WHAT TO DO ::
State the number of lines, and only that number, in which the word "Easily" appears.

— Start of MATERIAL SUPPLIED —

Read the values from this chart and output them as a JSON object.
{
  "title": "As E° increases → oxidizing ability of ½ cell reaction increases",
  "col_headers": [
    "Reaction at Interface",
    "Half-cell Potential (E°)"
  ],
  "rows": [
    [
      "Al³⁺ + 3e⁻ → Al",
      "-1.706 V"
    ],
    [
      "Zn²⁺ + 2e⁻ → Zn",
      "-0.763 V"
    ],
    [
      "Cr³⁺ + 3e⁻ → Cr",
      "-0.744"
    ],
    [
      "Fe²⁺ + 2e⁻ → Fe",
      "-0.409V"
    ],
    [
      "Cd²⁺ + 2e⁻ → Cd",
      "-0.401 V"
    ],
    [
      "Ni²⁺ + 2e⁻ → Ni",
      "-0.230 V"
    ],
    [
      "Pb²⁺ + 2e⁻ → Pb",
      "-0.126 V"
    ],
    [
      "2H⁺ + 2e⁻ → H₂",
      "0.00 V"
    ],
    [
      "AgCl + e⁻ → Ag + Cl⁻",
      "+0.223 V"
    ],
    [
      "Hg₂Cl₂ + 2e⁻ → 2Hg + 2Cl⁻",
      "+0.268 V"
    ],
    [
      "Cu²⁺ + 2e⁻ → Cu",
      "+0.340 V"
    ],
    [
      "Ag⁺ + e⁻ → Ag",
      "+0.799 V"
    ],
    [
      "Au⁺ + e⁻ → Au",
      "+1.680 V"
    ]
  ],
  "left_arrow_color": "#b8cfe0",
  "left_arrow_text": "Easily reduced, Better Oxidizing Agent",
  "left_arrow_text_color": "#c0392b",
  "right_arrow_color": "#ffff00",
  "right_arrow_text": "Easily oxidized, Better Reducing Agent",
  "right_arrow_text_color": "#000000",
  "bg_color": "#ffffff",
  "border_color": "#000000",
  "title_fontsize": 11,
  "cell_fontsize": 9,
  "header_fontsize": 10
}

— End of MATERIAL SUPPLIED —

ANSWER TO THE EXERCISE ::
2